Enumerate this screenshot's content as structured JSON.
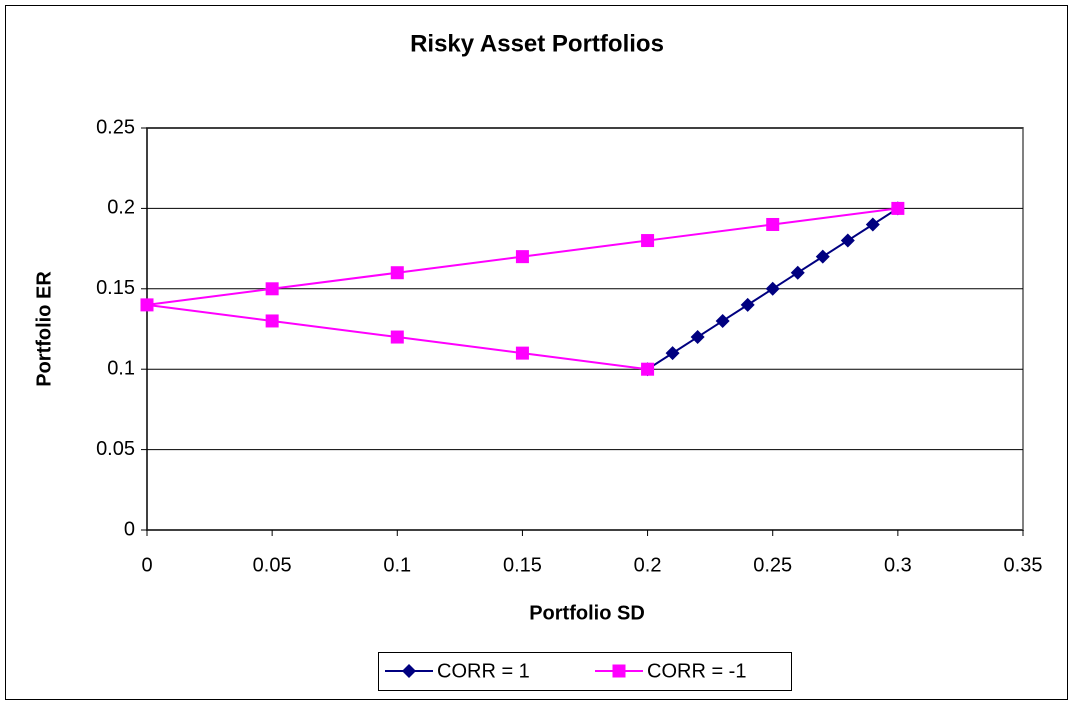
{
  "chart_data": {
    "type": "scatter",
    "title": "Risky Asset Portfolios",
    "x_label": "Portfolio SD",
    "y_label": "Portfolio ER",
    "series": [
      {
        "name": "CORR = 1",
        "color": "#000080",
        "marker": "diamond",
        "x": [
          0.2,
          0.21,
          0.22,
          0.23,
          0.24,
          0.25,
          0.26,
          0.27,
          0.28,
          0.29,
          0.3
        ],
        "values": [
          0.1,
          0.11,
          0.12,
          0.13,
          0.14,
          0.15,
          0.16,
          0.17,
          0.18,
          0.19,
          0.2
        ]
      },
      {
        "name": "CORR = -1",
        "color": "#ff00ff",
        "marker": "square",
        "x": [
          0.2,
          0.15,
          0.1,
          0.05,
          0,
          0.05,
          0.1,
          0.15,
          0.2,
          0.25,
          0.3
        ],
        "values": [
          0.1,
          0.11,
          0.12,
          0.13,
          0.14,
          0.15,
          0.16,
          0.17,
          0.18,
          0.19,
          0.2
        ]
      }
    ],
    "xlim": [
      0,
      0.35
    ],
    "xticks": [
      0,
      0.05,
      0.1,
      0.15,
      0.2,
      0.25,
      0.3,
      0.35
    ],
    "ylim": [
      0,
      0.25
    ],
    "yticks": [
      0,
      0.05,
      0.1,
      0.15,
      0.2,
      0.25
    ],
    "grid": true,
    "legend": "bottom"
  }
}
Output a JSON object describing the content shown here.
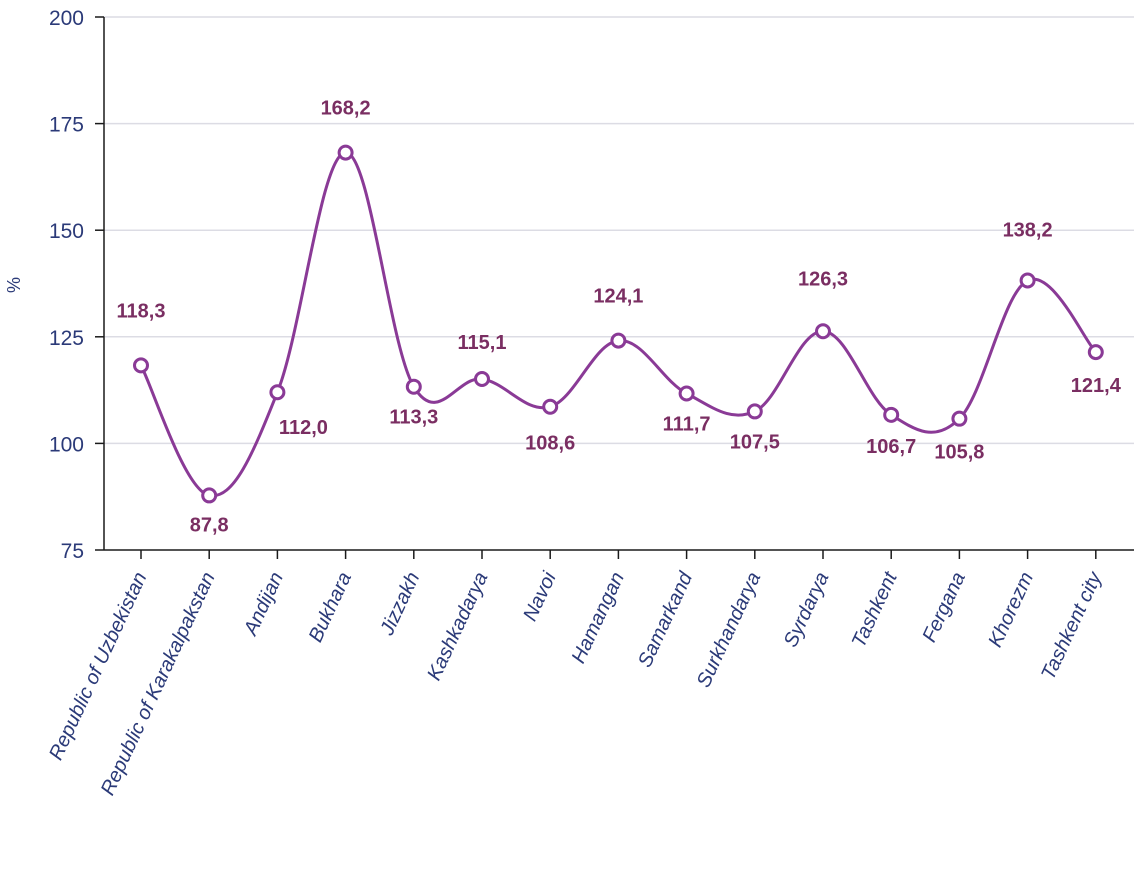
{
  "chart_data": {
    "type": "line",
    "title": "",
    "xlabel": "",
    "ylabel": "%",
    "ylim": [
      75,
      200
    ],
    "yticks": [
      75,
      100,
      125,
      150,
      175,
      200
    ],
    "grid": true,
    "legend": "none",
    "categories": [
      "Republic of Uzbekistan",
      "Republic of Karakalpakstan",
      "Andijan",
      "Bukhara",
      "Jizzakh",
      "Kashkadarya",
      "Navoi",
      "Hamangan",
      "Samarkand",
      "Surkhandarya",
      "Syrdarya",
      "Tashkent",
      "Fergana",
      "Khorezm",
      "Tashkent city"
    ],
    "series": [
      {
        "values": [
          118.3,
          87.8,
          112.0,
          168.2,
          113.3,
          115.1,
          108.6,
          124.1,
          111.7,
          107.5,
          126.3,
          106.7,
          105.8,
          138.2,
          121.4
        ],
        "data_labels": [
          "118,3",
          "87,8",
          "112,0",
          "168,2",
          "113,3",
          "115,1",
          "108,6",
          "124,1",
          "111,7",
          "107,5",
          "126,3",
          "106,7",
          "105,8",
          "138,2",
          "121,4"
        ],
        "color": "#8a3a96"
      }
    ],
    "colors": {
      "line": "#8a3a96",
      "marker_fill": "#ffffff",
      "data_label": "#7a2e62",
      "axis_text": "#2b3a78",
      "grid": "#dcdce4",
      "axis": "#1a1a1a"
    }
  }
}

+ + + + +

◆ **INSTRUCTION**: Using the data above, print every line exactly, omitting pictures.

◆ **PROBLEM SOLUTION**:
Enumerate this screenshot's content as structured JSON.
{
  "chart_data": {
    "type": "scatter",
    "title": "Risky Asset Portfolios",
    "x_label": "Portfolio SD",
    "y_label": "Portfolio ER",
    "series": [
      {
        "name": "CORR = 1",
        "color": "#000080",
        "marker": "diamond",
        "x": [
          0.2,
          0.21,
          0.22,
          0.23,
          0.24,
          0.25,
          0.26,
          0.27,
          0.28,
          0.29,
          0.3
        ],
        "values": [
          0.1,
          0.11,
          0.12,
          0.13,
          0.14,
          0.15,
          0.16,
          0.17,
          0.18,
          0.19,
          0.2
        ]
      },
      {
        "name": "CORR = -1",
        "color": "#ff00ff",
        "marker": "square",
        "x": [
          0.2,
          0.15,
          0.1,
          0.05,
          0,
          0.05,
          0.1,
          0.15,
          0.2,
          0.25,
          0.3
        ],
        "values": [
          0.1,
          0.11,
          0.12,
          0.13,
          0.14,
          0.15,
          0.16,
          0.17,
          0.18,
          0.19,
          0.2
        ]
      }
    ],
    "xlim": [
      0,
      0.35
    ],
    "xticks": [
      0,
      0.05,
      0.1,
      0.15,
      0.2,
      0.25,
      0.3,
      0.35
    ],
    "ylim": [
      0,
      0.25
    ],
    "yticks": [
      0,
      0.05,
      0.1,
      0.15,
      0.2,
      0.25
    ],
    "grid": true,
    "legend": "bottom"
  }
}
Output a JSON object describing the content shown here.
{
  "chart_data": {
    "type": "line",
    "title": "",
    "xlabel": "",
    "ylabel": "%",
    "ylim": [
      75,
      200
    ],
    "yticks": [
      75,
      100,
      125,
      150,
      175,
      200
    ],
    "grid": true,
    "legend": "none",
    "categories": [
      "Republic of Uzbekistan",
      "Republic of Karakalpakstan",
      "Andijan",
      "Bukhara",
      "Jizzakh",
      "Kashkadarya",
      "Navoi",
      "Hamangan",
      "Samarkand",
      "Surkhandarya",
      "Syrdarya",
      "Tashkent",
      "Fergana",
      "Khorezm",
      "Tashkent city"
    ],
    "series": [
      {
        "values": [
          118.3,
          87.8,
          112.0,
          168.2,
          113.3,
          115.1,
          108.6,
          124.1,
          111.7,
          107.5,
          126.3,
          106.7,
          105.8,
          138.2,
          121.4
        ],
        "data_labels": [
          "118,3",
          "87,8",
          "112,0",
          "168,2",
          "113,3",
          "115,1",
          "108,6",
          "124,1",
          "111,7",
          "107,5",
          "126,3",
          "106,7",
          "105,8",
          "138,2",
          "121,4"
        ],
        "color": "#8a3a96"
      }
    ],
    "colors": {
      "line": "#8a3a96",
      "marker_fill": "#ffffff",
      "data_label": "#7a2e62",
      "axis_text": "#2b3a78",
      "grid": "#dcdce4",
      "axis": "#1a1a1a"
    }
  }
}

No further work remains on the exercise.